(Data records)
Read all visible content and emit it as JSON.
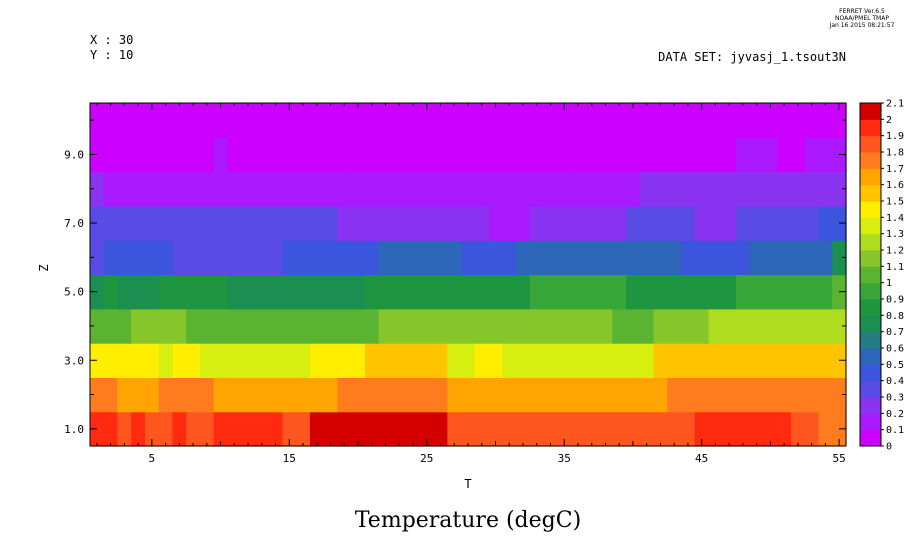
{
  "header": {
    "ferret_lines": [
      "FERRET  Ver.6.5",
      "NOAA/PMEL TMAP",
      "Jan 16 2015 08:21:57"
    ],
    "x_info": "X : 30",
    "y_info": "Y : 10",
    "dataset": "DATA SET: jyvasj_1.tsout3N"
  },
  "chart_data": {
    "type": "heatmap",
    "title": "Temperature (degC)",
    "xlabel": "T",
    "ylabel": "Z",
    "xlim": [
      0.5,
      55.5
    ],
    "ylim": [
      0.5,
      10.5
    ],
    "x_ticks": [
      5,
      15,
      25,
      35,
      45,
      55
    ],
    "x_tick_labels": [
      "5",
      "15",
      "25",
      "35",
      "45",
      "55"
    ],
    "y_ticks": [
      1,
      3,
      5,
      7,
      9
    ],
    "y_tick_labels": [
      "1.0",
      "3.0",
      "5.0",
      "7.0",
      "9.0"
    ],
    "colorbar": {
      "levels": [
        0,
        0.1,
        0.2,
        0.3,
        0.4,
        0.5,
        0.6,
        0.7,
        0.8,
        0.9,
        1,
        1.1,
        1.2,
        1.3,
        1.4,
        1.5,
        1.6,
        1.7,
        1.8,
        1.9,
        2,
        2.1
      ],
      "level_labels": [
        "0",
        "0.1",
        "0.2",
        "0.3",
        "0.4",
        "0.5",
        "0.6",
        "0.7",
        "0.8",
        "0.9",
        "1",
        "1.1",
        "1.2",
        "1.3",
        "1.4",
        "1.5",
        "1.6",
        "1.7",
        "1.8",
        "1.9",
        "2",
        "2.1"
      ],
      "colors": [
        "#cc00ff",
        "#aa19ff",
        "#8a33f0",
        "#5a4ae6",
        "#3b55dc",
        "#2e66b8",
        "#257d84",
        "#1a8f50",
        "#1e9640",
        "#38a638",
        "#5bb431",
        "#86c62a",
        "#aedc1e",
        "#d6ee10",
        "#ffee00",
        "#ffc400",
        "#ffa400",
        "#ff7c1e",
        "#ff551e",
        "#ff2a10",
        "#d40000",
        "#a00000"
      ]
    },
    "rows": [
      {
        "z": 1,
        "segments": [
          [
            1,
            1.95
          ],
          [
            3,
            1.85
          ],
          [
            4,
            1.95
          ],
          [
            5,
            1.85
          ],
          [
            7,
            1.95
          ],
          [
            8,
            1.85
          ],
          [
            10,
            1.95
          ],
          [
            11,
            1.9
          ],
          [
            14,
            1.95
          ],
          [
            15,
            1.85
          ],
          [
            17,
            2.0
          ],
          [
            27,
            1.85
          ],
          [
            45,
            1.95
          ],
          [
            52,
            1.85
          ],
          [
            54,
            1.75
          ]
        ]
      },
      {
        "z": 2,
        "segments": [
          [
            1,
            1.75
          ],
          [
            3,
            1.65
          ],
          [
            6,
            1.75
          ],
          [
            10,
            1.65
          ],
          [
            19,
            1.75
          ],
          [
            27,
            1.65
          ],
          [
            43,
            1.75
          ]
        ]
      },
      {
        "z": 3,
        "segments": [
          [
            1,
            1.45
          ],
          [
            6,
            1.35
          ],
          [
            7,
            1.45
          ],
          [
            9,
            1.35
          ],
          [
            17,
            1.45
          ],
          [
            21,
            1.55
          ],
          [
            27,
            1.35
          ],
          [
            29,
            1.45
          ],
          [
            31,
            1.35
          ],
          [
            42,
            1.55
          ]
        ]
      },
      {
        "z": 4,
        "segments": [
          [
            1,
            1.05
          ],
          [
            4,
            1.15
          ],
          [
            8,
            1.05
          ],
          [
            22,
            1.15
          ],
          [
            39,
            1.05
          ],
          [
            42,
            1.15
          ],
          [
            46,
            1.25
          ]
        ]
      },
      {
        "z": 5,
        "segments": [
          [
            1,
            0.75
          ],
          [
            2,
            0.85
          ],
          [
            3,
            0.75
          ],
          [
            6,
            0.85
          ],
          [
            11,
            0.75
          ],
          [
            21,
            0.85
          ],
          [
            33,
            0.95
          ],
          [
            40,
            0.85
          ],
          [
            48,
            0.95
          ],
          [
            55,
            1.05
          ]
        ]
      },
      {
        "z": 6,
        "segments": [
          [
            1,
            0.35
          ],
          [
            2,
            0.45
          ],
          [
            7,
            0.35
          ],
          [
            15,
            0.45
          ],
          [
            22,
            0.55
          ],
          [
            28,
            0.45
          ],
          [
            32,
            0.55
          ],
          [
            44,
            0.45
          ],
          [
            49,
            0.55
          ],
          [
            55,
            0.75
          ]
        ]
      },
      {
        "z": 7,
        "segments": [
          [
            1,
            0.35
          ],
          [
            19,
            0.25
          ],
          [
            30,
            0.15
          ],
          [
            33,
            0.25
          ],
          [
            40,
            0.35
          ],
          [
            45,
            0.25
          ],
          [
            48,
            0.35
          ],
          [
            54,
            0.45
          ]
        ]
      },
      {
        "z": 8,
        "segments": [
          [
            1,
            0.2
          ],
          [
            2,
            0.15
          ],
          [
            20,
            0.1
          ],
          [
            36,
            0.15
          ],
          [
            41,
            0.2
          ],
          [
            53,
            0.25
          ]
        ]
      },
      {
        "z": 9,
        "segments": [
          [
            1,
            0.05
          ],
          [
            10,
            0.1
          ],
          [
            11,
            0.05
          ],
          [
            48,
            0.1
          ],
          [
            51,
            0.05
          ],
          [
            53,
            0.1
          ]
        ]
      },
      {
        "z": 10,
        "segments": [
          [
            1,
            0.05
          ]
        ]
      }
    ]
  }
}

— Task details —
Extract the entries in full, exactly as they are, minus the pictures.

— Reply —
Read all visible content and emit it as JSON.
{
  "header": {
    "ferret_lines": [
      "FERRET  Ver.6.5",
      "NOAA/PMEL TMAP",
      "Jan 16 2015 08:21:57"
    ],
    "x_info": "X : 30",
    "y_info": "Y : 10",
    "dataset": "DATA SET: jyvasj_1.tsout3N"
  },
  "chart_data": {
    "type": "heatmap",
    "title": "Temperature (degC)",
    "xlabel": "T",
    "ylabel": "Z",
    "xlim": [
      0.5,
      55.5
    ],
    "ylim": [
      0.5,
      10.5
    ],
    "x_ticks": [
      5,
      15,
      25,
      35,
      45,
      55
    ],
    "x_tick_labels": [
      "5",
      "15",
      "25",
      "35",
      "45",
      "55"
    ],
    "y_ticks": [
      1,
      3,
      5,
      7,
      9
    ],
    "y_tick_labels": [
      "1.0",
      "3.0",
      "5.0",
      "7.0",
      "9.0"
    ],
    "colorbar": {
      "levels": [
        0,
        0.1,
        0.2,
        0.3,
        0.4,
        0.5,
        0.6,
        0.7,
        0.8,
        0.9,
        1,
        1.1,
        1.2,
        1.3,
        1.4,
        1.5,
        1.6,
        1.7,
        1.8,
        1.9,
        2,
        2.1
      ],
      "level_labels": [
        "0",
        "0.1",
        "0.2",
        "0.3",
        "0.4",
        "0.5",
        "0.6",
        "0.7",
        "0.8",
        "0.9",
        "1",
        "1.1",
        "1.2",
        "1.3",
        "1.4",
        "1.5",
        "1.6",
        "1.7",
        "1.8",
        "1.9",
        "2",
        "2.1"
      ],
      "colors": [
        "#cc00ff",
        "#aa19ff",
        "#8a33f0",
        "#5a4ae6",
        "#3b55dc",
        "#2e66b8",
        "#257d84",
        "#1a8f50",
        "#1e9640",
        "#38a638",
        "#5bb431",
        "#86c62a",
        "#aedc1e",
        "#d6ee10",
        "#ffee00",
        "#ffc400",
        "#ffa400",
        "#ff7c1e",
        "#ff551e",
        "#ff2a10",
        "#d40000",
        "#a00000"
      ]
    },
    "rows": [
      {
        "z": 1,
        "segments": [
          [
            1,
            1.95
          ],
          [
            3,
            1.85
          ],
          [
            4,
            1.95
          ],
          [
            5,
            1.85
          ],
          [
            7,
            1.95
          ],
          [
            8,
            1.85
          ],
          [
            10,
            1.95
          ],
          [
            11,
            1.9
          ],
          [
            14,
            1.95
          ],
          [
            15,
            1.85
          ],
          [
            17,
            2.0
          ],
          [
            27,
            1.85
          ],
          [
            45,
            1.95
          ],
          [
            52,
            1.85
          ],
          [
            54,
            1.75
          ]
        ]
      },
      {
        "z": 2,
        "segments": [
          [
            1,
            1.75
          ],
          [
            3,
            1.65
          ],
          [
            6,
            1.75
          ],
          [
            10,
            1.65
          ],
          [
            19,
            1.75
          ],
          [
            27,
            1.65
          ],
          [
            43,
            1.75
          ]
        ]
      },
      {
        "z": 3,
        "segments": [
          [
            1,
            1.45
          ],
          [
            6,
            1.35
          ],
          [
            7,
            1.45
          ],
          [
            9,
            1.35
          ],
          [
            17,
            1.45
          ],
          [
            21,
            1.55
          ],
          [
            27,
            1.35
          ],
          [
            29,
            1.45
          ],
          [
            31,
            1.35
          ],
          [
            42,
            1.55
          ]
        ]
      },
      {
        "z": 4,
        "segments": [
          [
            1,
            1.05
          ],
          [
            4,
            1.15
          ],
          [
            8,
            1.05
          ],
          [
            22,
            1.15
          ],
          [
            39,
            1.05
          ],
          [
            42,
            1.15
          ],
          [
            46,
            1.25
          ]
        ]
      },
      {
        "z": 5,
        "segments": [
          [
            1,
            0.75
          ],
          [
            2,
            0.85
          ],
          [
            3,
            0.75
          ],
          [
            6,
            0.85
          ],
          [
            11,
            0.75
          ],
          [
            21,
            0.85
          ],
          [
            33,
            0.95
          ],
          [
            40,
            0.85
          ],
          [
            48,
            0.95
          ],
          [
            55,
            1.05
          ]
        ]
      },
      {
        "z": 6,
        "segments": [
          [
            1,
            0.35
          ],
          [
            2,
            0.45
          ],
          [
            7,
            0.35
          ],
          [
            15,
            0.45
          ],
          [
            22,
            0.55
          ],
          [
            28,
            0.45
          ],
          [
            32,
            0.55
          ],
          [
            44,
            0.45
          ],
          [
            49,
            0.55
          ],
          [
            55,
            0.75
          ]
        ]
      },
      {
        "z": 7,
        "segments": [
          [
            1,
            0.35
          ],
          [
            19,
            0.25
          ],
          [
            30,
            0.15
          ],
          [
            33,
            0.25
          ],
          [
            40,
            0.35
          ],
          [
            45,
            0.25
          ],
          [
            48,
            0.35
          ],
          [
            54,
            0.45
          ]
        ]
      },
      {
        "z": 8,
        "segments": [
          [
            1,
            0.2
          ],
          [
            2,
            0.15
          ],
          [
            20,
            0.1
          ],
          [
            36,
            0.15
          ],
          [
            41,
            0.2
          ],
          [
            53,
            0.25
          ]
        ]
      },
      {
        "z": 9,
        "segments": [
          [
            1,
            0.05
          ],
          [
            10,
            0.1
          ],
          [
            11,
            0.05
          ],
          [
            48,
            0.1
          ],
          [
            51,
            0.05
          ],
          [
            53,
            0.1
          ]
        ]
      },
      {
        "z": 10,
        "segments": [
          [
            1,
            0.05
          ]
        ]
      }
    ]
  }
}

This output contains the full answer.